### WRITTEN PROBLEM
Output the material word for word. Leave each picture out.

A run of records

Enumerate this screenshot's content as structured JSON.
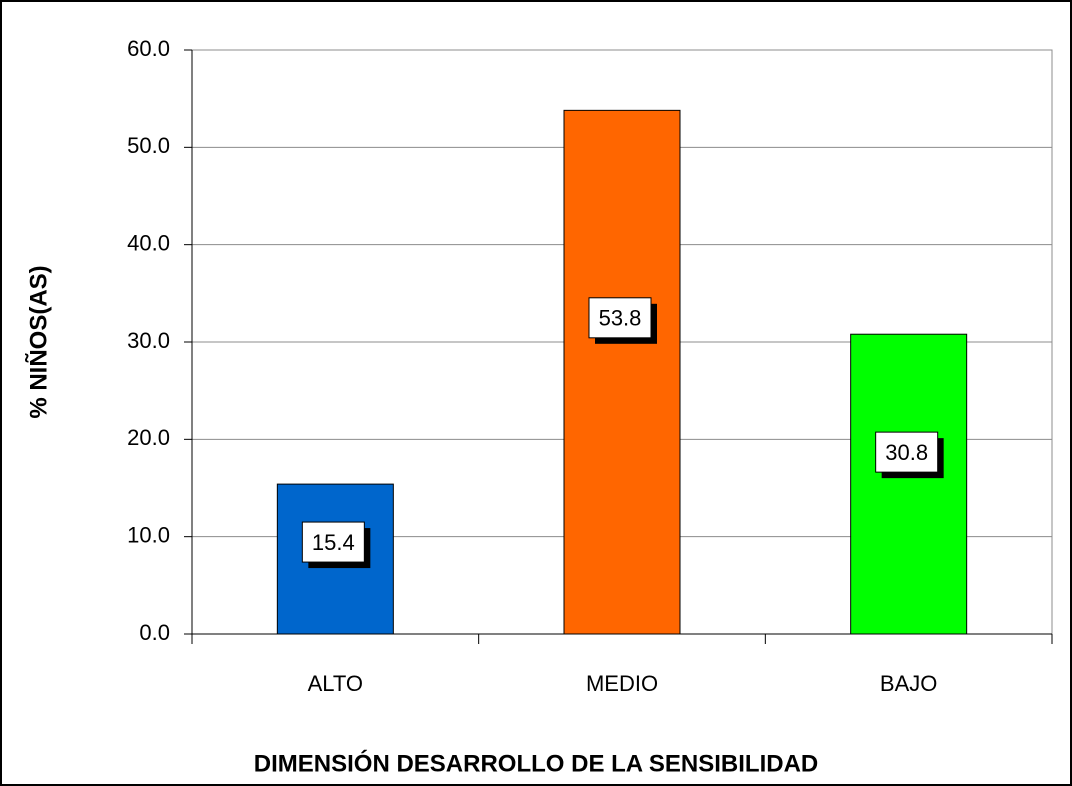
{
  "chart_data": {
    "type": "bar",
    "x_label": "DIMENSIÓN DESARROLLO DE LA SENSIBILIDAD",
    "y_label": "% NIÑOS(AS)",
    "categories": [
      "ALTO",
      "MEDIO",
      "BAJO"
    ],
    "values": [
      15.4,
      53.8,
      30.8
    ],
    "colors": [
      "#0066cc",
      "#ff6600",
      "#00ff00"
    ],
    "ylim": [
      0,
      60
    ],
    "yticks": [
      {
        "value": 0,
        "label": "0.0"
      },
      {
        "value": 10,
        "label": "10.0"
      },
      {
        "value": 20,
        "label": "20.0"
      },
      {
        "value": 30,
        "label": "30.0"
      },
      {
        "value": 40,
        "label": "40.0"
      },
      {
        "value": 50,
        "label": "50.0"
      },
      {
        "value": 60,
        "label": "60.0"
      }
    ],
    "grid": true
  }
}
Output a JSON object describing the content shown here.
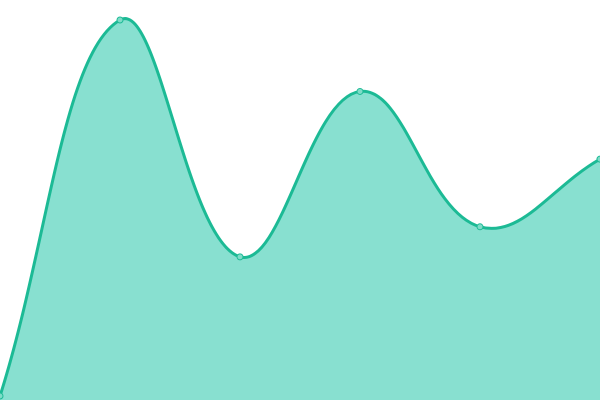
{
  "chart_data": {
    "type": "area",
    "x": [
      0,
      1,
      2,
      3,
      4,
      5
    ],
    "values": [
      0,
      100,
      37,
      81,
      45,
      63
    ],
    "ylim": [
      0,
      100
    ],
    "smoothing": "spline",
    "grid": false,
    "axes_visible": false,
    "colors": {
      "line": "#1cba95",
      "fill": "#88e0d0",
      "point_fill": "#7fdcc8"
    }
  }
}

### SOLUTION
Enumerate this screenshot's content as structured JSON.
{
  "chart_data": {
    "type": "bar",
    "x_label": "DIMENSIÓN DESARROLLO DE LA SENSIBILIDAD",
    "y_label": "% NIÑOS(AS)",
    "categories": [
      "ALTO",
      "MEDIO",
      "BAJO"
    ],
    "values": [
      15.4,
      53.8,
      30.8
    ],
    "colors": [
      "#0066cc",
      "#ff6600",
      "#00ff00"
    ],
    "ylim": [
      0,
      60
    ],
    "yticks": [
      {
        "value": 0,
        "label": "0.0"
      },
      {
        "value": 10,
        "label": "10.0"
      },
      {
        "value": 20,
        "label": "20.0"
      },
      {
        "value": 30,
        "label": "30.0"
      },
      {
        "value": 40,
        "label": "40.0"
      },
      {
        "value": 50,
        "label": "50.0"
      },
      {
        "value": 60,
        "label": "60.0"
      }
    ],
    "grid": true
  }
}
Output a JSON object describing the content shown here.
{
  "chart_data": {
    "type": "area",
    "x": [
      0,
      1,
      2,
      3,
      4,
      5
    ],
    "values": [
      0,
      100,
      37,
      81,
      45,
      63
    ],
    "ylim": [
      0,
      100
    ],
    "smoothing": "spline",
    "grid": false,
    "axes_visible": false,
    "colors": {
      "line": "#1cba95",
      "fill": "#88e0d0",
      "point_fill": "#7fdcc8"
    }
  }
}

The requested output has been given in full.